Goal:
Exactly repeat all the records below, omitting the images they hold.

# Material to process start

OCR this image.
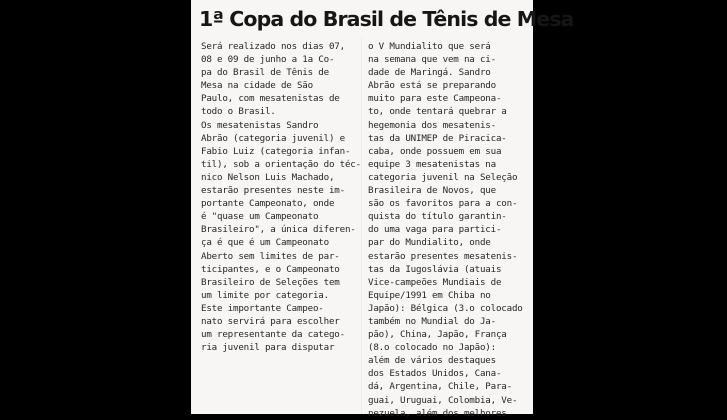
1ª Copa do Brasil de Tênis de Mesa
Será realizado nos dias 07,
08 e 09 de junho a 1a Co-
pa do Brasil de Tênis de
Mesa na cidade de São
Paulo, com mesatenistas de
todo o Brasil.
Os mesatenistas Sandro
Abrão (categoria juvenil) e
Fabio Luiz (categoria infan-
til), sob a orientação do téc-
nico Nelson Luis Machado,
estarão presentes neste im-
portante Campeonato, onde
é "quase um Campeonato
Brasileiro", a única diferen-
ça é que é um Campeonato
Aberto sem limites de par-
ticipantes, e o Campeonato
Brasileiro de Seleções tem
um limite por categoria.
Este importante Campeo-
nato servirá para escolher
um representante da catego-
ria juvenil para disputar
o V Mundialito que será
na semana que vem na ci-
dade de Maringá. Sandro
Abrão está se preparando
muito para este Campeona-
to, onde tentará quebrar a
hegemonia dos mesatenis-
tas da UNIMEP de Piracica-
caba, onde possuem em sua
equipe 3 mesatenistas na
categoria juvenil na Seleção
Brasileira de Novos, que
são os favoritos para a con-
quista do título garantin-
do uma vaga para partici-
par do Mundialito, onde
estarão presentes mesatenis-
tas da Iugoslávia (atuais
Vice-campeões Mundiais de
Equipe/1991 em Chiba no
Japão): Bélgica (3.o colocado
também no Mundial do Ja-
pão), China, Japão, França
(8.o colocado no Japão):
além de vários destaques
dos Estados Unidos, Cana-
dá, Argentina, Chile, Para-
guai, Uruguai, Colombia, Ve-
nezuela, além dos melhores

# Material to process end

Exercise solution:
OCR this image.
1ª Copa do Brasil de Tênis de Mesa
Será realizado nos dias 07,
08 e 09 de junho a 1a Co-
pa do Brasil de Tênis de
Mesa na cidade de São
Paulo, com mesatenistas de
todo o Brasil.
Os mesatenistas Sandro
Abrão (categoria juvenil) e
Fabio Luiz (categoria infan-
til), sob a orientação do téc-
nico Nelson Luis Machado,
estarão presentes neste im-
portante Campeonato, onde
é "quase um Campeonato
Brasileiro", a única diferen-
ça é que é um Campeonato
Aberto sem limites de par-
ticipantes, e o Campeonato
Brasileiro de Seleções tem
um limite por categoria.
Este importante Campeo-
nato servirá para escolher
um representante da catego-
ria juvenil para disputar
o V Mundialito que será
na semana que vem na ci-
dade de Maringá. Sandro
Abrão está se preparando
muito para este Campeona-
to, onde tentará quebrar a
hegemonia dos mesatenis-
tas da UNIMEP de Piracica-
caba, onde possuem em sua
equipe 3 mesatenistas na
categoria juvenil na Seleção
Brasileira de Novos, que
são os favoritos para a con-
quista do título garantin-
do uma vaga para partici-
par do Mundialito, onde
estarão presentes mesatenis-
tas da Iugoslávia (atuais
Vice-campeões Mundiais de
Equipe/1991 em Chiba no
Japão): Bélgica (3.o colocado
também no Mundial do Ja-
pão), China, Japão, França
(8.o colocado no Japão):
além de vários destaques
dos Estados Unidos, Cana-
dá, Argentina, Chile, Para-
guai, Uruguai, Colombia, Ve-
nezuela, além dos melhores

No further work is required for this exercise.